[What is required] Isolate every line in the records below with "Unemployment" in it.

[Raw data]
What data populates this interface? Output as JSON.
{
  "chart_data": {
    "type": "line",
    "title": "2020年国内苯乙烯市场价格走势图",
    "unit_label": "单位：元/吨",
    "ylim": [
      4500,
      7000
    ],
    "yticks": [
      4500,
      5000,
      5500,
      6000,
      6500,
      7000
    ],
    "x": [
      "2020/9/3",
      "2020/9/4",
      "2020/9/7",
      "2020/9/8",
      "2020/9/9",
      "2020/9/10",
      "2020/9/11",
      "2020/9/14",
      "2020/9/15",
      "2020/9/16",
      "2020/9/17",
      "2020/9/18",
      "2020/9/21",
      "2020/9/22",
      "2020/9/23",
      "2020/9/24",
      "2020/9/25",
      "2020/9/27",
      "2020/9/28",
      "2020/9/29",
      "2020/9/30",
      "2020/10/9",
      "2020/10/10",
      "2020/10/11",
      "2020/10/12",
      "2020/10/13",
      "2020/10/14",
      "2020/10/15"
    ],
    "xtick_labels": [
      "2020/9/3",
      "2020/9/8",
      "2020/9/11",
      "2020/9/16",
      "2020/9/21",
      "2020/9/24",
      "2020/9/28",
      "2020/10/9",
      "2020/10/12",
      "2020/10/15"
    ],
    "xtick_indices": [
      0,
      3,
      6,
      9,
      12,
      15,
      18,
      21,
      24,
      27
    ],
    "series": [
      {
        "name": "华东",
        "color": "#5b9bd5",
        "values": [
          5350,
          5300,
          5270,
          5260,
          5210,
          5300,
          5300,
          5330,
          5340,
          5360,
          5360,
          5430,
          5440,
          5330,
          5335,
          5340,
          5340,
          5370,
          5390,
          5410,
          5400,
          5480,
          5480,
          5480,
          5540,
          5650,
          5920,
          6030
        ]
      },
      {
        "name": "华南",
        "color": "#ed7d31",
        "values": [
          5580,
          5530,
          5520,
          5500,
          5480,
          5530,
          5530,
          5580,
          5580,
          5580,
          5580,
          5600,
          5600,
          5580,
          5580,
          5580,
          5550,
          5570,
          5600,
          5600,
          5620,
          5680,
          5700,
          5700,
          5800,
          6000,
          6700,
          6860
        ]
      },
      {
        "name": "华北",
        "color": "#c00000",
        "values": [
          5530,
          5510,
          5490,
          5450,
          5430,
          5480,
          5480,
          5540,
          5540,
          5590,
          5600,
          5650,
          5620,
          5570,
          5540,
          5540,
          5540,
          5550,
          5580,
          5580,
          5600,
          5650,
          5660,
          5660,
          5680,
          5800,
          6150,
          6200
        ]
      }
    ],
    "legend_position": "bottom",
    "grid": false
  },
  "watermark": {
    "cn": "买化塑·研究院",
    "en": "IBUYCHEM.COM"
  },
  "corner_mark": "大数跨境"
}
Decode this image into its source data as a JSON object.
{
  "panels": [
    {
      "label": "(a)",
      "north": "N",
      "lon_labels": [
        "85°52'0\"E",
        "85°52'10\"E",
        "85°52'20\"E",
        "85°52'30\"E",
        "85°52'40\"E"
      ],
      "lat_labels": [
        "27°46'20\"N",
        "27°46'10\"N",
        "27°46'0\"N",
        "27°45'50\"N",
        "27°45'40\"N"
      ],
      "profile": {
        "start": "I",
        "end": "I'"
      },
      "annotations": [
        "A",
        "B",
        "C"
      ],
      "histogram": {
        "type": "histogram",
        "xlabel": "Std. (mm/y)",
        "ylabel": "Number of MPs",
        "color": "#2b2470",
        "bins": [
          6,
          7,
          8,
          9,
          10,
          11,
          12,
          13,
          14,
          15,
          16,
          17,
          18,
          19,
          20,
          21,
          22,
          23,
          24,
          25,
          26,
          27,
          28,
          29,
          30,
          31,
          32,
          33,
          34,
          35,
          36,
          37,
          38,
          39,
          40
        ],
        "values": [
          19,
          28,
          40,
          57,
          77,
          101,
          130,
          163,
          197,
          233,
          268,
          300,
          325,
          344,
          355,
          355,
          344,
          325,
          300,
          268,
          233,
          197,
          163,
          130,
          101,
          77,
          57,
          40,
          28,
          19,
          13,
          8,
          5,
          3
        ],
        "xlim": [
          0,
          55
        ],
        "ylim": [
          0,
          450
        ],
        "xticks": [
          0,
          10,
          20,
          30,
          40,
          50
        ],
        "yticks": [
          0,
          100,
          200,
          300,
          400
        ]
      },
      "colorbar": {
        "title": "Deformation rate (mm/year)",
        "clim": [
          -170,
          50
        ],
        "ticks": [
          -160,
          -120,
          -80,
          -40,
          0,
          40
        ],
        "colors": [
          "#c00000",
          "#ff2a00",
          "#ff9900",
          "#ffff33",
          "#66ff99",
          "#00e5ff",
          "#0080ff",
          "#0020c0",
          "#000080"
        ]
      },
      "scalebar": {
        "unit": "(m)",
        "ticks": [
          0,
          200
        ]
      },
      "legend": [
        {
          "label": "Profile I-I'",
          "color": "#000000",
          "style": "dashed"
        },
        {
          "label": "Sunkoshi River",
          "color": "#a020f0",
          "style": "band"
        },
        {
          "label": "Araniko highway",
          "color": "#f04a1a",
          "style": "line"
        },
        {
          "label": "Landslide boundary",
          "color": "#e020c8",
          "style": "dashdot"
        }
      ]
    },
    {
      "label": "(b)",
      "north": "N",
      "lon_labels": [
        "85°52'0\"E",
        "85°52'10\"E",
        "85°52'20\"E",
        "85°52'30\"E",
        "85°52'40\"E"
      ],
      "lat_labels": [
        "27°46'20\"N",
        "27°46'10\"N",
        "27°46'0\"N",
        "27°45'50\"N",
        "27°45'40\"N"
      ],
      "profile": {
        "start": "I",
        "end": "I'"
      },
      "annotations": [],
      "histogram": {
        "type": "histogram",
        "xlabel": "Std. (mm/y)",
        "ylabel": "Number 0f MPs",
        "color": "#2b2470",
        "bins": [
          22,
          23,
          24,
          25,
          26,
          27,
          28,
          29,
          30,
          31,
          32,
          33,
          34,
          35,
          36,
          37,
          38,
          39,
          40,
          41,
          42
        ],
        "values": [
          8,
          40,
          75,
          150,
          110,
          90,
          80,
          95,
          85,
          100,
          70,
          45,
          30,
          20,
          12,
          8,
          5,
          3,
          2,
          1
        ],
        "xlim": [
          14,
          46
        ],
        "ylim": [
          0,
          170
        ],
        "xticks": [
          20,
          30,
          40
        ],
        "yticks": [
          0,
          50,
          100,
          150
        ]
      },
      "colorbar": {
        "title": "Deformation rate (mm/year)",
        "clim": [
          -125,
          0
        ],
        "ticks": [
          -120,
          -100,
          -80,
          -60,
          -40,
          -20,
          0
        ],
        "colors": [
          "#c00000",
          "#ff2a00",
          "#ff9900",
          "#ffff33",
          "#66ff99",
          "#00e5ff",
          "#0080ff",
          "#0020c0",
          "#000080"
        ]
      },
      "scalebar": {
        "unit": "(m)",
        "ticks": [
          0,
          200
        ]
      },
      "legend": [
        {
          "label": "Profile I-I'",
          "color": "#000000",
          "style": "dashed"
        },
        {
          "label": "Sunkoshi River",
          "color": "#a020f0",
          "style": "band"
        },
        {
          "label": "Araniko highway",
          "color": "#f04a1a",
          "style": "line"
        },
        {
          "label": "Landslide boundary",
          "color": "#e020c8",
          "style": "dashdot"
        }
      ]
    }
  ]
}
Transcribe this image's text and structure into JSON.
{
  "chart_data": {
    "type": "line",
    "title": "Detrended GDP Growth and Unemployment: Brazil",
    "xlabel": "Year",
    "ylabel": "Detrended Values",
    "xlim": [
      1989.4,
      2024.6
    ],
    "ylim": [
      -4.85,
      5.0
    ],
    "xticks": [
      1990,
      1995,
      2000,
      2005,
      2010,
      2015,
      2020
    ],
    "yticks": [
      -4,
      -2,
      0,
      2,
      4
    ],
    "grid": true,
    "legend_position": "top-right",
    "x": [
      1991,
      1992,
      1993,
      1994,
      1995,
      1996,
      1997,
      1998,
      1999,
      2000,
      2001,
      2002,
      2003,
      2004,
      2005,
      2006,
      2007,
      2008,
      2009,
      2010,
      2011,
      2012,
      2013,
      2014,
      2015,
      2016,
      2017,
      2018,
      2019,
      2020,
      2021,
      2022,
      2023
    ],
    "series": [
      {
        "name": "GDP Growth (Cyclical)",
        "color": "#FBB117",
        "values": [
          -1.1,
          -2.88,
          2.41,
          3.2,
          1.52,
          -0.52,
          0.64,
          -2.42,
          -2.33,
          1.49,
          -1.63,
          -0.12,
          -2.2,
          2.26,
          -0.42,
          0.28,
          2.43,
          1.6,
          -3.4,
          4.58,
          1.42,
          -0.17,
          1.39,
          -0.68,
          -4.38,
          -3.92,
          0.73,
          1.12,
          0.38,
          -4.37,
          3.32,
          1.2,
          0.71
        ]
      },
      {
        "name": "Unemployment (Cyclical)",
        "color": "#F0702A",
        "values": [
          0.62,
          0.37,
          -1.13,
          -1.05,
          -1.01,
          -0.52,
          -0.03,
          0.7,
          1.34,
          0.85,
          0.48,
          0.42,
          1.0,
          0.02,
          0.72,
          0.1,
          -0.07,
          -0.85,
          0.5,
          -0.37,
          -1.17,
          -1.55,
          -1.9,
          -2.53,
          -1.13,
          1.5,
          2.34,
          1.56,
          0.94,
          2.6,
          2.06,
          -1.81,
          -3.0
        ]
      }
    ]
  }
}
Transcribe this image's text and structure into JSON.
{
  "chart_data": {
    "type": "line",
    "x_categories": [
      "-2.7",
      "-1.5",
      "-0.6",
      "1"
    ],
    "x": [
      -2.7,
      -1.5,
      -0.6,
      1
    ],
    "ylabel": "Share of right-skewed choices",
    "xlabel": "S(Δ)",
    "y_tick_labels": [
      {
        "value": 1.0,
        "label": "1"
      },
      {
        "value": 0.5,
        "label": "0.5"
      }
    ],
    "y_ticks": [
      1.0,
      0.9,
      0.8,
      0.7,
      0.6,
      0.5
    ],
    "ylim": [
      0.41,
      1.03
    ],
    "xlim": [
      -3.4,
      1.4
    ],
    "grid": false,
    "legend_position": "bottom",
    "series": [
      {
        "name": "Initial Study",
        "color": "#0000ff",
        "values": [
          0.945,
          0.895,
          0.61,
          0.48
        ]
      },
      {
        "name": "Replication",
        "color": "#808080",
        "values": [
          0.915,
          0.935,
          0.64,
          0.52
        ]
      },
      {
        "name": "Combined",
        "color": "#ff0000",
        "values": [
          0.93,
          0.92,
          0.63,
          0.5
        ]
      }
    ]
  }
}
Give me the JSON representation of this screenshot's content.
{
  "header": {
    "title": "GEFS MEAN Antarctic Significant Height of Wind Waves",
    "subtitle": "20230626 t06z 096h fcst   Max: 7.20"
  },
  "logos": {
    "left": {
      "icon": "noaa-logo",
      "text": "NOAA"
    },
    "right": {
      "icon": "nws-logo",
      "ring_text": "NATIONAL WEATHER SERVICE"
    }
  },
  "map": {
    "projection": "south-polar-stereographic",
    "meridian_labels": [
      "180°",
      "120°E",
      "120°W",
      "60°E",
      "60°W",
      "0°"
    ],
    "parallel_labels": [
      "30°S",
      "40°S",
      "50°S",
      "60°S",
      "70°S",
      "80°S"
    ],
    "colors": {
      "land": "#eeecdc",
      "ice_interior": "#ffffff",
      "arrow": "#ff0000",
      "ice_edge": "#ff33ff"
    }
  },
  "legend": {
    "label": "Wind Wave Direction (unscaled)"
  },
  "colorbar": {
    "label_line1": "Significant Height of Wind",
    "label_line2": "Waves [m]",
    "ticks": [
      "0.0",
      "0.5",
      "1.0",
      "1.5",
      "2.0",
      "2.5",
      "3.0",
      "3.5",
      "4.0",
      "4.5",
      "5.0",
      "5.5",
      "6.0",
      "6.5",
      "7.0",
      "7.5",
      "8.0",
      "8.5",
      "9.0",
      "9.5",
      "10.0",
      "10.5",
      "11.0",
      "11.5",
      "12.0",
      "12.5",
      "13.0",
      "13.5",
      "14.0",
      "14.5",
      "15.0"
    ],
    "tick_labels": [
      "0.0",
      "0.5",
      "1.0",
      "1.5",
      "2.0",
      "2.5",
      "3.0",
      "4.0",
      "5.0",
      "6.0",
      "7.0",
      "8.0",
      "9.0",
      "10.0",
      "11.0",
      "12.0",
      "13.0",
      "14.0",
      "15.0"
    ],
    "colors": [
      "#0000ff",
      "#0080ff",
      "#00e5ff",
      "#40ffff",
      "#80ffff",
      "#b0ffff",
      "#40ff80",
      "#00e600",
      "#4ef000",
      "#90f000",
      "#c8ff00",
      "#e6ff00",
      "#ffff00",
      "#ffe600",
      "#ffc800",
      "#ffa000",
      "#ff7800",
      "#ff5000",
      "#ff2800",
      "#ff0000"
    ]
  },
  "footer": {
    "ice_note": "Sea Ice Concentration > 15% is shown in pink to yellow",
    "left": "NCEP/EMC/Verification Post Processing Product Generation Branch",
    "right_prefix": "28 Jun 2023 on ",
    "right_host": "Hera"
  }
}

[Response for this exercise]
    "title": "Detrended GDP Growth and Unemployment: Brazil",
        "name": "Unemployment (Cyclical)",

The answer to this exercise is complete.